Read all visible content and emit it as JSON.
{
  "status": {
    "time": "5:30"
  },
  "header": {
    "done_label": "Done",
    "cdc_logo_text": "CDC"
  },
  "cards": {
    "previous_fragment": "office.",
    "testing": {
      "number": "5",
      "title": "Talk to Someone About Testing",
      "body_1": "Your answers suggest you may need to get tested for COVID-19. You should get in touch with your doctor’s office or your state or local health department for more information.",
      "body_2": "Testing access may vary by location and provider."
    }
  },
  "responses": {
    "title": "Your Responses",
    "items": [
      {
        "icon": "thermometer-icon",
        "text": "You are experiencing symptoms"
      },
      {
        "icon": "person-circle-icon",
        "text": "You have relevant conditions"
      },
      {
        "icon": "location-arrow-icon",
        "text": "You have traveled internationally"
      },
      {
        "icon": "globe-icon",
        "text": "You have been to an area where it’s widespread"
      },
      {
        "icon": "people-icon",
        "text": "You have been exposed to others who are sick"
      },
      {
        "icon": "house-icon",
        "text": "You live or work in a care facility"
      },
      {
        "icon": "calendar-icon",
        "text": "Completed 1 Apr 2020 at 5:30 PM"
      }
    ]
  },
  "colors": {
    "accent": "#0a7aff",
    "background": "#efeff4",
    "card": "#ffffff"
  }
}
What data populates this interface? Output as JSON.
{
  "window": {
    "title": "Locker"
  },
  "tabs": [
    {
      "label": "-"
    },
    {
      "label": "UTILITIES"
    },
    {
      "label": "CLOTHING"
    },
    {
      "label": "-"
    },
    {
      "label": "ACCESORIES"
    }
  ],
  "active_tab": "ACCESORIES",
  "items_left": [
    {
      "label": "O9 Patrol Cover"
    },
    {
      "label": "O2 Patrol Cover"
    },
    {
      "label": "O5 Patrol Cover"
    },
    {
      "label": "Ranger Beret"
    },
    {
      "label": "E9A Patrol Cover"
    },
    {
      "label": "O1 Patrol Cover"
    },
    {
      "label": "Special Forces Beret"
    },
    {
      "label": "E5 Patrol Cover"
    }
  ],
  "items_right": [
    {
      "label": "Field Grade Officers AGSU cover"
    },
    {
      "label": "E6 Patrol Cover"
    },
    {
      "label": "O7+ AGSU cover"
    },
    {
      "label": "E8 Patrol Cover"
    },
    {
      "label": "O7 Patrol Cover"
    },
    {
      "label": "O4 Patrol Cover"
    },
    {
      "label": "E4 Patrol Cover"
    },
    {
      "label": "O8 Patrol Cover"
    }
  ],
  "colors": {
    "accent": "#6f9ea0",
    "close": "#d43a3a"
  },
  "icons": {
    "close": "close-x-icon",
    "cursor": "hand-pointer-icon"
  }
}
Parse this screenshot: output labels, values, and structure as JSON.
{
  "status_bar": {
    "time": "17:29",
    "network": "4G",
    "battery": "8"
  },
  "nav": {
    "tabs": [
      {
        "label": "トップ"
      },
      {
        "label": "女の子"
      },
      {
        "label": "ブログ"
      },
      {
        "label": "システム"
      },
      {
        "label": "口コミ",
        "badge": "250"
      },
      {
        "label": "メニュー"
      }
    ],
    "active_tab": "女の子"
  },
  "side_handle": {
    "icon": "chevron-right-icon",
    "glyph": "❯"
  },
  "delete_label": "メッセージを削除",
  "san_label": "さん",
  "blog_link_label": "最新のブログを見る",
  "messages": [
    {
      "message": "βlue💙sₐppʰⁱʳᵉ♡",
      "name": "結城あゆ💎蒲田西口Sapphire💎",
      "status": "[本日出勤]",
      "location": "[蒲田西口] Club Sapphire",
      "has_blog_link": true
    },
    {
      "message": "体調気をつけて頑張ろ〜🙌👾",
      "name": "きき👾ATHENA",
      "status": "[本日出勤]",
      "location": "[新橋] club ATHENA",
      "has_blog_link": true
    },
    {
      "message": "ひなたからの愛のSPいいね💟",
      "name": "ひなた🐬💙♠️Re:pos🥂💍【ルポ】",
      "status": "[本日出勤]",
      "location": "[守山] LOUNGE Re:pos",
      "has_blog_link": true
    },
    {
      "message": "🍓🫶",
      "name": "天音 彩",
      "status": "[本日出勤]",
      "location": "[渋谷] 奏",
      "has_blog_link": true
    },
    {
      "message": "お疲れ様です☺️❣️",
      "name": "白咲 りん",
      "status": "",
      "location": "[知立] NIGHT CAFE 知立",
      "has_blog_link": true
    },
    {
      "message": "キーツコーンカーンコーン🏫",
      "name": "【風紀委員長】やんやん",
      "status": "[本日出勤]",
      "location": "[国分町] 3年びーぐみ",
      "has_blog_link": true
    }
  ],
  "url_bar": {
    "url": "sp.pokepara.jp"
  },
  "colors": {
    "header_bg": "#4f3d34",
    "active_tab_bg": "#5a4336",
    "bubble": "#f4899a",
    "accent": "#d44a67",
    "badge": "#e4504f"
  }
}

(WHAT IS NEEDED) All the entries above need to be reproduced exactly.

(TASK RESPONSE)
Read all visible content and emit it as JSON.
{
  "status": {
    "time": "5:30"
  },
  "header": {
    "done_label": "Done",
    "cdc_logo_text": "CDC"
  },
  "cards": {
    "previous_fragment": "office.",
    "testing": {
      "number": "5",
      "title": "Talk to Someone About Testing",
      "body_1": "Your answers suggest you may need to get tested for COVID-19. You should get in touch with your doctor’s office or your state or local health department for more information.",
      "body_2": "Testing access may vary by location and provider."
    }
  },
  "responses": {
    "title": "Your Responses",
    "items": [
      {
        "icon": "thermometer-icon",
        "text": "You are experiencing symptoms"
      },
      {
        "icon": "person-circle-icon",
        "text": "You have relevant conditions"
      },
      {
        "icon": "location-arrow-icon",
        "text": "You have traveled internationally"
      },
      {
        "icon": "globe-icon",
        "text": "You have been to an area where it’s widespread"
      },
      {
        "icon": "people-icon",
        "text": "You have been exposed to others who are sick"
      },
      {
        "icon": "house-icon",
        "text": "You live or work in a care facility"
      },
      {
        "icon": "calendar-icon",
        "text": "Completed 1 Apr 2020 at 5:30 PM"
      }
    ]
  },
  "colors": {
    "accent": "#0a7aff",
    "background": "#efeff4",
    "card": "#ffffff"
  }
}
What data populates this interface? Output as JSON.
{
  "window": {
    "title": "Locker"
  },
  "tabs": [
    {
      "label": "-"
    },
    {
      "label": "UTILITIES"
    },
    {
      "label": "CLOTHING"
    },
    {
      "label": "-"
    },
    {
      "label": "ACCESORIES"
    }
  ],
  "active_tab": "ACCESORIES",
  "items_left": [
    {
      "label": "O9 Patrol Cover"
    },
    {
      "label": "O2 Patrol Cover"
    },
    {
      "label": "O5 Patrol Cover"
    },
    {
      "label": "Ranger Beret"
    },
    {
      "label": "E9A Patrol Cover"
    },
    {
      "label": "O1 Patrol Cover"
    },
    {
      "label": "Special Forces Beret"
    },
    {
      "label": "E5 Patrol Cover"
    }
  ],
  "items_right": [
    {
      "label": "Field Grade Officers AGSU cover"
    },
    {
      "label": "E6 Patrol Cover"
    },
    {
      "label": "O7+ AGSU cover"
    },
    {
      "label": "E8 Patrol Cover"
    },
    {
      "label": "O7 Patrol Cover"
    },
    {
      "label": "O4 Patrol Cover"
    },
    {
      "label": "E4 Patrol Cover"
    },
    {
      "label": "O8 Patrol Cover"
    }
  ],
  "colors": {
    "accent": "#6f9ea0",
    "close": "#d43a3a"
  },
  "icons": {
    "close": "close-x-icon",
    "cursor": "hand-pointer-icon"
  }
}
Parse this screenshot: output labels, values, and structure as JSON.
{
  "status_bar": {
    "time": "17:29",
    "network": "4G",
    "battery": "8"
  },
  "nav": {
    "tabs": [
      {
        "label": "トップ"
      },
      {
        "label": "女の子"
      },
      {
        "label": "ブログ"
      },
      {
        "label": "システム"
      },
      {
        "label": "口コミ",
        "badge": "250"
      },
      {
        "label": "メニュー"
      }
    ],
    "active_tab": "女の子"
  },
  "side_handle": {
    "icon": "chevron-right-icon",
    "glyph": "❯"
  },
  "delete_label": "メッセージを削除",
  "san_label": "さん",
  "blog_link_label": "最新のブログを見る",
  "messages": [
    {
      "message": "βlue💙sₐppʰⁱʳᵉ♡",
      "name": "結城あゆ💎蒲田西口Sapphire💎",
      "status": "[本日出勤]",
      "location": "[蒲田西口] Club Sapphire",
      "has_blog_link": true
    },
    {
      "message": "体調気をつけて頑張ろ〜🙌👾",
      "name": "きき👾ATHENA",
      "status": "[本日出勤]",
      "location": "[新橋] club ATHENA",
      "has_blog_link": true
    },
    {
      "message": "ひなたからの愛のSPいいね💟",
      "name": "ひなた🐬💙♠️Re:pos🥂💍【ルポ】",
      "status": "[本日出勤]",
      "location": "[守山] LOUNGE Re:pos",
      "has_blog_link": true
    },
    {
      "message": "🍓🫶",
      "name": "天音 彩",
      "status": "[本日出勤]",
      "location": "[渋谷] 奏",
      "has_blog_link": true
    },
    {
      "message": "お疲れ様です☺️❣️",
      "name": "白咲 りん",
      "status": "",
      "location": "[知立] NIGHT CAFE 知立",
      "has_blog_link": true
    },
    {
      "message": "キーツコーンカーンコーン🏫",
      "name": "【風紀委員長】やんやん",
      "status": "[本日出勤]",
      "location": "[国分町] 3年びーぐみ",
      "has_blog_link": true
    }
  ],
  "url_bar": {
    "url": "sp.pokepara.jp"
  },
  "colors": {
    "header_bg": "#4f3d34",
    "active_tab_bg": "#5a4336",
    "bubble": "#f4899a",
    "accent": "#d44a67",
    "badge": "#e4504f"
  }
}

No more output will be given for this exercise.